> [Apply what you read]:
- 1) List every organization named in the passage on Ghanaian workers and the IMF deal.
- 2) Write the next paragraph of the passage on Ghanaian workers and the IMF deal, continuing from its final sentence.

> [Page excerpt]:
———

However, working people of Ghana have not just resigned themselves to fate over the economic hardship without putting up a fightback. In the last year the country has witnessed a series of protests over the cost-of-living crisis, fuel and electricity price hikes and outrageous taxes including the electronic payment tax. Public sector workers were also in action. After some unions had been on strike for over a week, the government finally agreed on July 15 to provide a 15% Cost of Living Adjustment allowance to all public sector workers effective from July 1. The government was also forced to exempt pensions from the IMF dictated domestic debt restructuring programme by the opposition from trade unions including a threat of general strike in December. Unfortunately, the Ghana Trades Union Congress (TUC) has not called a general strike and mass protest that would aggregate all the issues and unite different isolated actions. This would help build a formidable force to defeat many of the anti-poor policies. Workers and activists should call on the TUC to organize such an action.
There has also been opposition against the entire IMF deal within trade unions and the working people in general. A lesson learned from history has proved that the IMF deal cannot fundamentally resolve the crisis. Yaw Baah, Secretary General of the TUC, the federation of trade unions in Ghana, told the AFP that. “The solution to Ghana’s problems doesn’t lie in Washington. This is a tragic mistake by the government” (AFP July 25). By Washington, he meant the IMF and World Bank. What is missing, apart from a centrally organized programme of mass actions, is a genuine alternative to the IMF and building of a mass movement that will drive it.

———

> [Information given]:

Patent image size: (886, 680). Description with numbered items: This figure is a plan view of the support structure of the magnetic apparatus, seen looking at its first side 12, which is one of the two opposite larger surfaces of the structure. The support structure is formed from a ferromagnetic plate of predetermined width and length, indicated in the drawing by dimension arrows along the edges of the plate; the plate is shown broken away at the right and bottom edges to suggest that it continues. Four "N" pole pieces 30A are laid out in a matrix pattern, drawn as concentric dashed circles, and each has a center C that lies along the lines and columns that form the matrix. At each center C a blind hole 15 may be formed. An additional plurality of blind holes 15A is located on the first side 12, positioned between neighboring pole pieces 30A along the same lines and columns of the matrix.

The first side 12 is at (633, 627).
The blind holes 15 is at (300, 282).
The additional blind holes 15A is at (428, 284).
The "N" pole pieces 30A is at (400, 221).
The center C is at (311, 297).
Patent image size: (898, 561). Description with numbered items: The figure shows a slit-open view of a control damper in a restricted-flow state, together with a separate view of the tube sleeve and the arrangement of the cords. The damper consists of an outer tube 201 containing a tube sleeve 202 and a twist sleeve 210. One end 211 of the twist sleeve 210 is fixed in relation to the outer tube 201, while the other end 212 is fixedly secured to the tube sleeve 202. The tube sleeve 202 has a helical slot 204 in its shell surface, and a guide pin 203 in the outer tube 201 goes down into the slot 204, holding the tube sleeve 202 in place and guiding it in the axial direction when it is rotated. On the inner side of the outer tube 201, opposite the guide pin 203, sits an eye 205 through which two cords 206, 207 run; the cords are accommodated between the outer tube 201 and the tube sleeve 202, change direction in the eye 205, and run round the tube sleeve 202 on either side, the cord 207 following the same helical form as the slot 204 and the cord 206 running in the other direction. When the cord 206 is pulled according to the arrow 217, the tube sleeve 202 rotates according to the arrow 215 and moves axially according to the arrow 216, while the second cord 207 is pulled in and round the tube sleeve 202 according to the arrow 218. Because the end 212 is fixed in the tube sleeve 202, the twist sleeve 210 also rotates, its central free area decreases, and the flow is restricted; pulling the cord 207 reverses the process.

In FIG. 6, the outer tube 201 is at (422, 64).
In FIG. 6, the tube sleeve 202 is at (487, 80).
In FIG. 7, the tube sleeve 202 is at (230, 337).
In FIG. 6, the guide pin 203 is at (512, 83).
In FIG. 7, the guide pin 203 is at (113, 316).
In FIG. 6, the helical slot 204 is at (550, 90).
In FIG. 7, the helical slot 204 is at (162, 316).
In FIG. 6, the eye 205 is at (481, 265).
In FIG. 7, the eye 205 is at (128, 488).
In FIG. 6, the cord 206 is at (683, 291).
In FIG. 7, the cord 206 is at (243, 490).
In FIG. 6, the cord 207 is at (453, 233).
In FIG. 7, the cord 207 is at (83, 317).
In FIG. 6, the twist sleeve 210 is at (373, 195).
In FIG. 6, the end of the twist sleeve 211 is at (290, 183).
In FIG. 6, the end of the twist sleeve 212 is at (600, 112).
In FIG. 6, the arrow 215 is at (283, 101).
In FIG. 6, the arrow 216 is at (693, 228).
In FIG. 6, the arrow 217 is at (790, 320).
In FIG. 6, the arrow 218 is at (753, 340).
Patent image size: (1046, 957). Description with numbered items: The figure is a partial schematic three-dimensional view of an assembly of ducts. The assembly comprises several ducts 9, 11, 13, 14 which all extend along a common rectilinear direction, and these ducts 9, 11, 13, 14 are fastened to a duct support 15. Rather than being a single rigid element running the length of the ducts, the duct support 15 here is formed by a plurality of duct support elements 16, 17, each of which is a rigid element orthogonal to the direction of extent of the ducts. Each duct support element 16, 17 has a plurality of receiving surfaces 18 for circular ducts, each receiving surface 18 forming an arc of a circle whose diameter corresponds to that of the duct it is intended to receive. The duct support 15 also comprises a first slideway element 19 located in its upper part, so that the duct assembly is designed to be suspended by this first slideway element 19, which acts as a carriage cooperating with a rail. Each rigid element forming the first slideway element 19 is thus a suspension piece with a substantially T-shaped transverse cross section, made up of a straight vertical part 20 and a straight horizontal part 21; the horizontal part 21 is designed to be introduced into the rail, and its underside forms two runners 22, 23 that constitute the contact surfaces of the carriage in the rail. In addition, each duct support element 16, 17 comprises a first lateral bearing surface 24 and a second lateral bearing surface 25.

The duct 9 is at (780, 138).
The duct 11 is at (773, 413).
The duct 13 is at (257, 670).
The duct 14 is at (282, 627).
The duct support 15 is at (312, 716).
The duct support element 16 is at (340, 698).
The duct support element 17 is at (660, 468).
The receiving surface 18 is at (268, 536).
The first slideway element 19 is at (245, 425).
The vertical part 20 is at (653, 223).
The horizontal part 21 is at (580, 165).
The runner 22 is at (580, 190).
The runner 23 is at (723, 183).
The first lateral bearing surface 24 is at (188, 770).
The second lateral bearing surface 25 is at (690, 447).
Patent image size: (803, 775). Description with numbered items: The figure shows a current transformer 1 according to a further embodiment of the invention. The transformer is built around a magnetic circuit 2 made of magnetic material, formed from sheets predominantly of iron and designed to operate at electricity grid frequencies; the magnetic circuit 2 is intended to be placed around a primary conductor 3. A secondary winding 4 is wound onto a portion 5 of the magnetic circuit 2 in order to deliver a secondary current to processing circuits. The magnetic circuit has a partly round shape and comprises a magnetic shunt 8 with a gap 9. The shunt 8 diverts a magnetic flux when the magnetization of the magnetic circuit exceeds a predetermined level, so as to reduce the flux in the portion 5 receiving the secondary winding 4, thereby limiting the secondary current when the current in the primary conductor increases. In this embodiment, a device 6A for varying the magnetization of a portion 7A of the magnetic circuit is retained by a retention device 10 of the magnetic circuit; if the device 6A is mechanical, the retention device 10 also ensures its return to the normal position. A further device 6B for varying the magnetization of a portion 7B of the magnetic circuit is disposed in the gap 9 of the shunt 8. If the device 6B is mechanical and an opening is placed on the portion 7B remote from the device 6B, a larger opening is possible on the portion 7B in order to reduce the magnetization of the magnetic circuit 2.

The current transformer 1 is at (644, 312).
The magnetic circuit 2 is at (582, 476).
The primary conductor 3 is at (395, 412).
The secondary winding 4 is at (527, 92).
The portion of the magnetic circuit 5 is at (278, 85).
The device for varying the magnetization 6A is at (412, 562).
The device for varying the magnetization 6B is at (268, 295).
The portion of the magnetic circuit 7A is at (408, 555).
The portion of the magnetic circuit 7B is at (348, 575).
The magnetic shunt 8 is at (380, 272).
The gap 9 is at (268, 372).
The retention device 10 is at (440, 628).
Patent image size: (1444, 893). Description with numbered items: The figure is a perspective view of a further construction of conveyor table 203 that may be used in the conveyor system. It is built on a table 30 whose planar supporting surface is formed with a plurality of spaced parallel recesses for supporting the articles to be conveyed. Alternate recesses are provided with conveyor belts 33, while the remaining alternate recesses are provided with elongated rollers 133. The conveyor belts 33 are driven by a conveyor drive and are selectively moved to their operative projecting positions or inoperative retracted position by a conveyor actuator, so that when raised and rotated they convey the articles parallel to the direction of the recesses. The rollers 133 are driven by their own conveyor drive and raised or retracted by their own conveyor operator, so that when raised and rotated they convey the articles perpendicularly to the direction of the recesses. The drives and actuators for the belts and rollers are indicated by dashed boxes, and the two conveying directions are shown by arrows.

———

> [Responses for each task]:
- 1)
- Ghana Trades Union Congress (TUC)
- IMF
- AFP
- World Bank

- 2)
However, the needed alternative cannot be found in any form of “home-grown” solutions built on a capitalist model, something the TUC leadership themselves believe despite the failure of Akufo-Adodo’s “Ghana Beyond Aid”. Akufo-Adodo once talked about emulating the Asian tigers. But the prevailing international order dictated by Cold War-era politics that made Western imperialism support the state-driven model that helped develop Asian tigers no longer obtains. So, what is needed is socialist planning which will make possible the use of human and material resources for the development of the country and the needs of the vast majority. This is the task for working class people. Though at present there is no socialist consciousness, the continued failure of capitalism in Ghana and globally and resistance against capitalist attacks could make workers and youth in search of alternative reach a socialist conclusion.
By and large, the return to debt crisis as a result of the failure of capitalism is not limited to Ghana. 22 countries in sub-Saharan Africa were rated by the IMF to be in debt distress or at high-risk debt distress (UN Dispatch, January 12, 2023). The figure was up from just eight countries in 2015. The system that makes a continent that is enormously rich in natural resources to remain in a perpetual crisis has to be changed. But achieving this requires a socialist revolution together with international working class solidarity. Building forces for such a revolutionary task not only in Africa but globally is the major objective of the Committee for a Workers International (CWI).